■ TASK DETAILS
According to the excerpt on Wilson's books and beliefs, what award did On Human Nature win, and in what year?

■ PAGE EXCERPT

================================

Philosopher Mary Midgley encountered Sociobiology in the process of writing Beast and Man (1979) and significantly rewrote the book to offer a critique of Wilson's views. Midgley praised the book for the study of animal behavior, clarity, scholarship, and encyclopedic scope, but extensively critiqued Wilson for conceptual confusion, scientism, and anthropomorphism of genetics.

On Human Nature, 1978
Wilson wrote in his 1978 book On Human Nature, "The evolutionary epic is probably the best myth we will ever have." Wilson's fame prompted use of the morphed phrase epic of evolution. The book won the Pulitzer Prize in 1979.

The Ants, 1990
Wilson, along with Bert Hölldobler, carried out a systematic study of ants and ant behavior, culminating in the 1990 encyclopedic work The Ants. Because much self-sacrificing behavior on the part of individual ants can be explained on the basis of their genetic interests in the survival of the sisters, with whom they share 75% of their genes (though the actual case is some species' queens mate with multiple males and therefore some workers in a colony would only be 25% related), Wilson argued for a sociobiological explanation for all social behavior on the model of the behavior of the social insects.

Wilson said in reference to ants that "Karl Marx was right, socialism works, it is just that he had the wrong species". He asserted that individual ants and other eusocial species were able to reach higher Darwinian fitness putting the needs of the colony above their own needs as individuals because they lack reproductive independence: individual ants cannot reproduce without a queen, so they can only increase their fitness by working to enhance the fitness of the colony as a whole. Humans, however, do possess reproductive independence, and so individual humans enjoy their maximum level of Darwinian fitness by looking after their own survival and having their own offspring.

Consilience, 1998
In his 1998 book Consilience: The Unity of Knowledge, Wilson discussed methods that have been used to unite the sciences, and might be able to unite the sciences with the humanities. He argued that knowledge is a single, unified thing, not divided between science and humanistic inquiry. Wilson used the term "consilience" to describe the synthesis of knowledge from different specialized fields of human endeavor. He defined human nature as a collection of epigenetic rules, the genetic patterns of mental development. He argued that culture and rituals are products, not parts, of human nature. He said art is not part of human nature, but our appreciation of art is. He suggested that concepts such as art appreciation, fear of snakes, or the incest taboo (Westermarck effect) could be studied by scientific methods of the natural sciences and be part of interdisciplinary research.

Spiritual and political beliefs

Scientific humanism
Wilson coined the phrase scientific humanism as "the only worldview compatible with science's growing knowledge of the real world and the laws of nature". Wilson argued that it is best suited to improve the human condition. In 2003, he was one of the signers of the Humanist Manifesto.

================================

[Extracted records]
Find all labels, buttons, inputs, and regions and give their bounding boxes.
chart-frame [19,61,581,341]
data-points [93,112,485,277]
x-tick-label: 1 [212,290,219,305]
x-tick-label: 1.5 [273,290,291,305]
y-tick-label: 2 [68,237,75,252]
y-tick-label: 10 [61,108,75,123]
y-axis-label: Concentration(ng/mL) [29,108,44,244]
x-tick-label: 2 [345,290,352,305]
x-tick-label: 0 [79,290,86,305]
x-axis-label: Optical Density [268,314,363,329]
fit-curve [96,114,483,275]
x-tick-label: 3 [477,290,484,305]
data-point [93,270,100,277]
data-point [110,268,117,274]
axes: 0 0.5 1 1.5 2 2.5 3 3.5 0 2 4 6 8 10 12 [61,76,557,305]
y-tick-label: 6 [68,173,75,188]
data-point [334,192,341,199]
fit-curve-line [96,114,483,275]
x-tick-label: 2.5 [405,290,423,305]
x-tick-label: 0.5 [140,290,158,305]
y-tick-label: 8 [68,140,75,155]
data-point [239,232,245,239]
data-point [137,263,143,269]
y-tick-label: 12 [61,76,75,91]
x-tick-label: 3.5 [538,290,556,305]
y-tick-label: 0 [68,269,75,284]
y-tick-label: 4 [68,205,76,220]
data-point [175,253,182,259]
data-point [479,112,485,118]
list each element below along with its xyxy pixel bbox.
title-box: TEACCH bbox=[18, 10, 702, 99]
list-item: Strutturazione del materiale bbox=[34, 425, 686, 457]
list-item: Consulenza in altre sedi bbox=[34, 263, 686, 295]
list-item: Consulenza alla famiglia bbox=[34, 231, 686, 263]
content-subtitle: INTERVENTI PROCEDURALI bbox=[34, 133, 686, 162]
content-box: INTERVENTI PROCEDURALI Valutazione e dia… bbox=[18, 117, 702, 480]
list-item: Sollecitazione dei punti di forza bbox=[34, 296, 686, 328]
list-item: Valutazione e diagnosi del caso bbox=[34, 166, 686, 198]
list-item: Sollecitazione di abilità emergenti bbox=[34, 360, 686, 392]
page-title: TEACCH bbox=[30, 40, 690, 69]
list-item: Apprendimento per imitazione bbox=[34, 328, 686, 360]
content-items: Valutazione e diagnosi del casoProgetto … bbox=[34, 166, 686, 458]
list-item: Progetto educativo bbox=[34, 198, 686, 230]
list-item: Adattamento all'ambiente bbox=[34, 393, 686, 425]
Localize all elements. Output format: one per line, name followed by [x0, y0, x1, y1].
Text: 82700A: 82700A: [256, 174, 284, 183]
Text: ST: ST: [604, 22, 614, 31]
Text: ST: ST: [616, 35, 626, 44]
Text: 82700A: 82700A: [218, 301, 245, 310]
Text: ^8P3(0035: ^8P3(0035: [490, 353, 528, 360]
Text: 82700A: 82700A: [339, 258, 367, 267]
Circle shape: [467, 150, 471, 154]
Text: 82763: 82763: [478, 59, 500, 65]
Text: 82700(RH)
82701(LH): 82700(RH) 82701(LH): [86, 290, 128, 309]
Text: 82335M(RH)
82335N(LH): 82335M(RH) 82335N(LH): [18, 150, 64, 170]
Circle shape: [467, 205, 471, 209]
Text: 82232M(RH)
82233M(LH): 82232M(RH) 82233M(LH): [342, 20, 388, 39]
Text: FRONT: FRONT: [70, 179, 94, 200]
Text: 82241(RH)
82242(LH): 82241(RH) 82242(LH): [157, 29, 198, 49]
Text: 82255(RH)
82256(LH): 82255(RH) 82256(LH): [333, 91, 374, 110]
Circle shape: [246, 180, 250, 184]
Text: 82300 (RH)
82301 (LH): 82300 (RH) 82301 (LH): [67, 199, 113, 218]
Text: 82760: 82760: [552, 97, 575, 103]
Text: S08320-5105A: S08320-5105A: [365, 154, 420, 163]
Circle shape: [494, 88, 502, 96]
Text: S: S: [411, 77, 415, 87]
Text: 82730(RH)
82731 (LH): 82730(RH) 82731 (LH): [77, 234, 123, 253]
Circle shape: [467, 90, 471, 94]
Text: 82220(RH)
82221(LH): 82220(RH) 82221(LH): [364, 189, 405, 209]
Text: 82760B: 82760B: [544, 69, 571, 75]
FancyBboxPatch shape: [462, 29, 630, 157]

================================

■ SOLUTION
The Pulitzer Prize, in 1979.